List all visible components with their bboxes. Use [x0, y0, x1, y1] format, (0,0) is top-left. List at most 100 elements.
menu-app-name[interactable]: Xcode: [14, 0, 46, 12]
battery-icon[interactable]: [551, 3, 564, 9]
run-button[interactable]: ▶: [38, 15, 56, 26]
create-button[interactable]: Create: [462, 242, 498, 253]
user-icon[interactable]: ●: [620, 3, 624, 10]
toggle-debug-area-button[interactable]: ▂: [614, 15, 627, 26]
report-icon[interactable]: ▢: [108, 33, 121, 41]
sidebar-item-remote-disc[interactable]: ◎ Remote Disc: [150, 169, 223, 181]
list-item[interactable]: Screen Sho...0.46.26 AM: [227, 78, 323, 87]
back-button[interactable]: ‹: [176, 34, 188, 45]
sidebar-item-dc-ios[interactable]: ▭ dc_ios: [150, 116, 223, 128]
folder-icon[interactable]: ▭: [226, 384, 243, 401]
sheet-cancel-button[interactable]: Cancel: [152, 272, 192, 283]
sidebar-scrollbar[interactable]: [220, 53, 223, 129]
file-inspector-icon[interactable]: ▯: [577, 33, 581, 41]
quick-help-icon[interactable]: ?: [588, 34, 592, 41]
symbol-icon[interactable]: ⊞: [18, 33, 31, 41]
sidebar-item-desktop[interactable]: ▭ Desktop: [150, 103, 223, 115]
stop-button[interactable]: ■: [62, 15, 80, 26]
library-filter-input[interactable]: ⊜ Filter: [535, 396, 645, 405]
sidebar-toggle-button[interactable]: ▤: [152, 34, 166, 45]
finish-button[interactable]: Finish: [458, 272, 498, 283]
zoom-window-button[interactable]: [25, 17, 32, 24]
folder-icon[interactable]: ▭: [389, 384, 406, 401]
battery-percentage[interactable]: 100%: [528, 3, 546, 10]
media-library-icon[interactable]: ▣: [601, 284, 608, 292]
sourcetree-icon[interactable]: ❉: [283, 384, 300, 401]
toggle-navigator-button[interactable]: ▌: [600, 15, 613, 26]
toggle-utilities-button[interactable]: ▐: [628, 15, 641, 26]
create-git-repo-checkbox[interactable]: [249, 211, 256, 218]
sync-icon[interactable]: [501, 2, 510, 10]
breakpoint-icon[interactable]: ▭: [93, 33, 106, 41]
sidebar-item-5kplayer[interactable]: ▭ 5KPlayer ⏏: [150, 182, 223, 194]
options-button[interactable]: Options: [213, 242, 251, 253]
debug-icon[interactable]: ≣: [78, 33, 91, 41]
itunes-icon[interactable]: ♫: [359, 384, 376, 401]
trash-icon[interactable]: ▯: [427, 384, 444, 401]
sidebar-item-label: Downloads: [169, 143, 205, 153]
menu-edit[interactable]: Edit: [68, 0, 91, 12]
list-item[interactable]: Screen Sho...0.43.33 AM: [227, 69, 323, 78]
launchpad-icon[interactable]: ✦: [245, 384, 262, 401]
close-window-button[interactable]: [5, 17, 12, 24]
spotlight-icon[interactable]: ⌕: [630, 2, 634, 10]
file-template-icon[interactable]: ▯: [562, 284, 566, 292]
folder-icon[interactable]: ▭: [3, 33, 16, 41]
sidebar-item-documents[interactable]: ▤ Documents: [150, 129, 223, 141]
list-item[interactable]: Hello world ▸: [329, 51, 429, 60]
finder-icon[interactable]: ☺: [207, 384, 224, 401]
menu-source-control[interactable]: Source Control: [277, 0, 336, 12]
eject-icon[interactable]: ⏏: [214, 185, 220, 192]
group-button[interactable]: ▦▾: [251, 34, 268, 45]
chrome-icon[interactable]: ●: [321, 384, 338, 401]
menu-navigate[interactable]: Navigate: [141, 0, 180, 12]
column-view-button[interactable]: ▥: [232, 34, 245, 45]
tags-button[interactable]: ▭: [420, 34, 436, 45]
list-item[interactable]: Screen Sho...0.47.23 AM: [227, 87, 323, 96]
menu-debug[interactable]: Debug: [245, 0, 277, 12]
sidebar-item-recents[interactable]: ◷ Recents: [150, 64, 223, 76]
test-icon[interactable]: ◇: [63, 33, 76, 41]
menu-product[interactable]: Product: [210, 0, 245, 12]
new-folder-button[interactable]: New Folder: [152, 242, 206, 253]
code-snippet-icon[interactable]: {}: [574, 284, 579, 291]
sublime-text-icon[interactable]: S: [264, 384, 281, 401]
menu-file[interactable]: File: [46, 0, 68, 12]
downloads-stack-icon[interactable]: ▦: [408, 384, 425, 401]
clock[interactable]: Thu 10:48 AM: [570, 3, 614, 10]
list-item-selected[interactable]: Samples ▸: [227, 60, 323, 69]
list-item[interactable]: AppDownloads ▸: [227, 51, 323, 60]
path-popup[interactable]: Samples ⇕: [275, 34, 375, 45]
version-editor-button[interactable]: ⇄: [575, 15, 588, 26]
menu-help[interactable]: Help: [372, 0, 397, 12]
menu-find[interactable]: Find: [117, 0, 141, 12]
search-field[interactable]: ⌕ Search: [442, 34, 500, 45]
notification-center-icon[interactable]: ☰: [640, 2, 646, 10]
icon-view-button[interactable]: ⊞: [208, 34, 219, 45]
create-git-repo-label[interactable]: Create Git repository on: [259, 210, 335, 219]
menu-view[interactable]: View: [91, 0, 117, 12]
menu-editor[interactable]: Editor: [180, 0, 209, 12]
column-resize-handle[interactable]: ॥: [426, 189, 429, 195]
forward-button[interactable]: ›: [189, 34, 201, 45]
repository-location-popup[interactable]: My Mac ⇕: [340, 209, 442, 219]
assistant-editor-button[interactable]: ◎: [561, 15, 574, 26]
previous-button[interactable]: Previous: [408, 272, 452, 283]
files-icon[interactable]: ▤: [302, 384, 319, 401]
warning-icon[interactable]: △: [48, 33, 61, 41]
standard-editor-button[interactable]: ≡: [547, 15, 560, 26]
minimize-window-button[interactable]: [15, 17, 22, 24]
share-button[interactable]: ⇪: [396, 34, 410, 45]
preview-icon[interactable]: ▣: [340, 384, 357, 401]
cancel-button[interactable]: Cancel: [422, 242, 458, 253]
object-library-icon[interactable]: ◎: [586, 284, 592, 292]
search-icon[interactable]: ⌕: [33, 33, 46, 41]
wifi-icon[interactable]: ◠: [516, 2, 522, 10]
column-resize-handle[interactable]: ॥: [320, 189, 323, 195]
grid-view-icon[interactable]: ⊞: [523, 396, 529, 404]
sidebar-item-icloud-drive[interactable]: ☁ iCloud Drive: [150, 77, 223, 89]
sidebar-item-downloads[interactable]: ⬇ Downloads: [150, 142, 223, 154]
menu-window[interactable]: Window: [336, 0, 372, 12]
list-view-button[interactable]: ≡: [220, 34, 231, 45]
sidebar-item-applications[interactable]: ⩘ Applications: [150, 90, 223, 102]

Work required:
Copy out every line of the material above verbatim.

The output:
List all visible components with their bboxes. Use [x0, y0, x1, y1] format, (0,0) is top-left. List at most 100 elements.
menu-app-name[interactable]: Xcode: [14, 0, 46, 12]
battery-icon[interactable]: [551, 3, 564, 9]
run-button[interactable]: ▶: [38, 15, 56, 26]
create-button[interactable]: Create: [462, 242, 498, 253]
user-icon[interactable]: ●: [620, 3, 624, 10]
toggle-debug-area-button[interactable]: ▂: [614, 15, 627, 26]
report-icon[interactable]: ▢: [108, 33, 121, 41]
sidebar-item-remote-disc[interactable]: ◎ Remote Disc: [150, 169, 223, 181]
list-item[interactable]: Screen Sho...0.46.26 AM: [227, 78, 323, 87]
back-button[interactable]: ‹: [176, 34, 188, 45]
sidebar-item-dc-ios[interactable]: ▭ dc_ios: [150, 116, 223, 128]
folder-icon[interactable]: ▭: [226, 384, 243, 401]
sheet-cancel-button[interactable]: Cancel: [152, 272, 192, 283]
sidebar-scrollbar[interactable]: [220, 53, 223, 129]
file-inspector-icon[interactable]: ▯: [577, 33, 581, 41]
quick-help-icon[interactable]: ?: [588, 34, 592, 41]
symbol-icon[interactable]: ⊞: [18, 33, 31, 41]
sidebar-item-desktop[interactable]: ▭ Desktop: [150, 103, 223, 115]
stop-button[interactable]: ■: [62, 15, 80, 26]
library-filter-input[interactable]: ⊜ Filter: [535, 396, 645, 405]
sidebar-toggle-button[interactable]: ▤: [152, 34, 166, 45]
finish-button[interactable]: Finish: [458, 272, 498, 283]
zoom-window-button[interactable]: [25, 17, 32, 24]
folder-icon[interactable]: ▭: [389, 384, 406, 401]
battery-percentage[interactable]: 100%: [528, 3, 546, 10]
media-library-icon[interactable]: ▣: [601, 284, 608, 292]
sourcetree-icon[interactable]: ❉: [283, 384, 300, 401]
toggle-navigator-button[interactable]: ▌: [600, 15, 613, 26]
toggle-utilities-button[interactable]: ▐: [628, 15, 641, 26]
create-git-repo-checkbox[interactable]: [249, 211, 256, 218]
sync-icon[interactable]: [501, 2, 510, 10]
breakpoint-icon[interactable]: ▭: [93, 33, 106, 41]
sidebar-item-5kplayer[interactable]: ▭ 5KPlayer ⏏: [150, 182, 223, 194]
options-button[interactable]: Options: [213, 242, 251, 253]
debug-icon[interactable]: ≣: [78, 33, 91, 41]
itunes-icon[interactable]: ♫: [359, 384, 376, 401]
trash-icon[interactable]: ▯: [427, 384, 444, 401]
sidebar-item-label: Downloads: [169, 143, 205, 153]
menu-edit[interactable]: Edit: [68, 0, 91, 12]
list-item[interactable]: Screen Sho...0.43.33 AM: [227, 69, 323, 78]
launchpad-icon[interactable]: ✦: [245, 384, 262, 401]
close-window-button[interactable]: [5, 17, 12, 24]
spotlight-icon[interactable]: ⌕: [630, 2, 634, 10]
file-template-icon[interactable]: ▯: [562, 284, 566, 292]
folder-icon[interactable]: ▭: [3, 33, 16, 41]
sidebar-item-documents[interactable]: ▤ Documents: [150, 129, 223, 141]
list-item[interactable]: Hello world ▸: [329, 51, 429, 60]
finder-icon[interactable]: ☺: [207, 384, 224, 401]
menu-source-control[interactable]: Source Control: [277, 0, 336, 12]
eject-icon[interactable]: ⏏: [214, 185, 220, 192]
group-button[interactable]: ▦▾: [251, 34, 268, 45]
chrome-icon[interactable]: ●: [321, 384, 338, 401]
menu-navigate[interactable]: Navigate: [141, 0, 180, 12]
column-view-button[interactable]: ▥: [232, 34, 245, 45]
tags-button[interactable]: ▭: [420, 34, 436, 45]
list-item[interactable]: Screen Sho...0.47.23 AM: [227, 87, 323, 96]
menu-debug[interactable]: Debug: [245, 0, 277, 12]
sidebar-item-recents[interactable]: ◷ Recents: [150, 64, 223, 76]
test-icon[interactable]: ◇: [63, 33, 76, 41]
menu-product[interactable]: Product: [210, 0, 245, 12]
new-folder-button[interactable]: New Folder: [152, 242, 206, 253]
code-snippet-icon[interactable]: {}: [574, 284, 579, 291]
sublime-text-icon[interactable]: S: [264, 384, 281, 401]
menu-file[interactable]: File: [46, 0, 68, 12]
downloads-stack-icon[interactable]: ▦: [408, 384, 425, 401]
clock[interactable]: Thu 10:48 AM: [570, 3, 614, 10]
list-item-selected[interactable]: Samples ▸: [227, 60, 323, 69]
list-item[interactable]: AppDownloads ▸: [227, 51, 323, 60]
path-popup[interactable]: Samples ⇕: [275, 34, 375, 45]
version-editor-button[interactable]: ⇄: [575, 15, 588, 26]
menu-help[interactable]: Help: [372, 0, 397, 12]
menu-find[interactable]: Find: [117, 0, 141, 12]
search-field[interactable]: ⌕ Search: [442, 34, 500, 45]
notification-center-icon[interactable]: ☰: [640, 2, 646, 10]
icon-view-button[interactable]: ⊞: [208, 34, 219, 45]
create-git-repo-label[interactable]: Create Git repository on: [259, 210, 335, 219]
menu-view[interactable]: View: [91, 0, 117, 12]
menu-editor[interactable]: Editor: [180, 0, 209, 12]
column-resize-handle[interactable]: ॥: [426, 189, 429, 195]
forward-button[interactable]: ›: [189, 34, 201, 45]
repository-location-popup[interactable]: My Mac ⇕: [340, 209, 442, 219]
assistant-editor-button[interactable]: ◎: [561, 15, 574, 26]
previous-button[interactable]: Previous: [408, 272, 452, 283]
files-icon[interactable]: ▤: [302, 384, 319, 401]
warning-icon[interactable]: △: [48, 33, 61, 41]
standard-editor-button[interactable]: ≡: [547, 15, 560, 26]
minimize-window-button[interactable]: [15, 17, 22, 24]
share-button[interactable]: ⇪: [396, 34, 410, 45]
preview-icon[interactable]: ▣: [340, 384, 357, 401]
cancel-button[interactable]: Cancel: [422, 242, 458, 253]
object-library-icon[interactable]: ◎: [586, 284, 592, 292]
search-icon[interactable]: ⌕: [33, 33, 46, 41]
wifi-icon[interactable]: ◠: [516, 2, 522, 10]
column-resize-handle[interactable]: ॥: [320, 189, 323, 195]
grid-view-icon[interactable]: ⊞: [523, 396, 529, 404]
sidebar-item-icloud-drive[interactable]: ☁ iCloud Drive: [150, 77, 223, 89]
sidebar-item-downloads[interactable]: ⬇ Downloads: [150, 142, 223, 154]
menu-window[interactable]: Window: [336, 0, 372, 12]
list-view-button[interactable]: ≡: [220, 34, 231, 45]
sidebar-item-applications[interactable]: ⩘ Applications: [150, 90, 223, 102]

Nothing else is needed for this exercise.